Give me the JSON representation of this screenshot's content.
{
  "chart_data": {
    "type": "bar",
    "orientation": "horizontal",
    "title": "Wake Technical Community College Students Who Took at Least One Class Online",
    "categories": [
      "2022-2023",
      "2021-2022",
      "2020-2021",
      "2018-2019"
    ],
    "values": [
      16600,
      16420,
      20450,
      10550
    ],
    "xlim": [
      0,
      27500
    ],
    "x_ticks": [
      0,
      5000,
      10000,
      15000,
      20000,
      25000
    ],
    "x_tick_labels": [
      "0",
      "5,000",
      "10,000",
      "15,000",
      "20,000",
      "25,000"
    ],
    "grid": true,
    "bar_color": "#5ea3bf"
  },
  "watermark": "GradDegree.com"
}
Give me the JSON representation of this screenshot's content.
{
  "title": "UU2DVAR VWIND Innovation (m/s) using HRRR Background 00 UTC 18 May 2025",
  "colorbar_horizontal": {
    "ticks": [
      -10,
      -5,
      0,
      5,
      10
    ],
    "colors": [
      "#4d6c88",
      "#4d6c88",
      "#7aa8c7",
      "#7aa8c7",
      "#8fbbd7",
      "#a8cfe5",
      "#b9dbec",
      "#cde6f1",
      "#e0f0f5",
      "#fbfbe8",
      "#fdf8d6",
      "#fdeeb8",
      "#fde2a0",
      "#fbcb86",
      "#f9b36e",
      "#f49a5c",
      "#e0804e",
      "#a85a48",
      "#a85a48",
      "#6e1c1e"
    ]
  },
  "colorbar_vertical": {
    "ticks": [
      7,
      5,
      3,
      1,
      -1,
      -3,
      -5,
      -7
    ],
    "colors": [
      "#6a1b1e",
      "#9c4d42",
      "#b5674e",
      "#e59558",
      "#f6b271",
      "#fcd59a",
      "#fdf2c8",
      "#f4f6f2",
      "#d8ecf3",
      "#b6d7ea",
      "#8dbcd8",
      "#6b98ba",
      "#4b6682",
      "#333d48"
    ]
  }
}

• [TASK DESCRIPTION] Reproduce the whole listing word for word.

• [EXPECTED ANSWER]
Give me the JSON representation of this screenshot's content.
{
  "chart_data": {
    "type": "bar",
    "orientation": "horizontal",
    "title": "Wake Technical Community College Students Who Took at Least One Class Online",
    "categories": [
      "2022-2023",
      "2021-2022",
      "2020-2021",
      "2018-2019"
    ],
    "values": [
      16600,
      16420,
      20450,
      10550
    ],
    "xlim": [
      0,
      27500
    ],
    "x_ticks": [
      0,
      5000,
      10000,
      15000,
      20000,
      25000
    ],
    "x_tick_labels": [
      "0",
      "5,000",
      "10,000",
      "15,000",
      "20,000",
      "25,000"
    ],
    "grid": true,
    "bar_color": "#5ea3bf"
  },
  "watermark": "GradDegree.com"
}
Give me the JSON representation of this screenshot's content.
{
  "title": "UU2DVAR VWIND Innovation (m/s) using HRRR Background 00 UTC 18 May 2025",
  "colorbar_horizontal": {
    "ticks": [
      -10,
      -5,
      0,
      5,
      10
    ],
    "colors": [
      "#4d6c88",
      "#4d6c88",
      "#7aa8c7",
      "#7aa8c7",
      "#8fbbd7",
      "#a8cfe5",
      "#b9dbec",
      "#cde6f1",
      "#e0f0f5",
      "#fbfbe8",
      "#fdf8d6",
      "#fdeeb8",
      "#fde2a0",
      "#fbcb86",
      "#f9b36e",
      "#f49a5c",
      "#e0804e",
      "#a85a48",
      "#a85a48",
      "#6e1c1e"
    ]
  },
  "colorbar_vertical": {
    "ticks": [
      7,
      5,
      3,
      1,
      -1,
      -3,
      -5,
      -7
    ],
    "colors": [
      "#6a1b1e",
      "#9c4d42",
      "#b5674e",
      "#e59558",
      "#f6b271",
      "#fcd59a",
      "#fdf2c8",
      "#f4f6f2",
      "#d8ecf3",
      "#b6d7ea",
      "#8dbcd8",
      "#6b98ba",
      "#4b6682",
      "#333d48"
    ]
  }
}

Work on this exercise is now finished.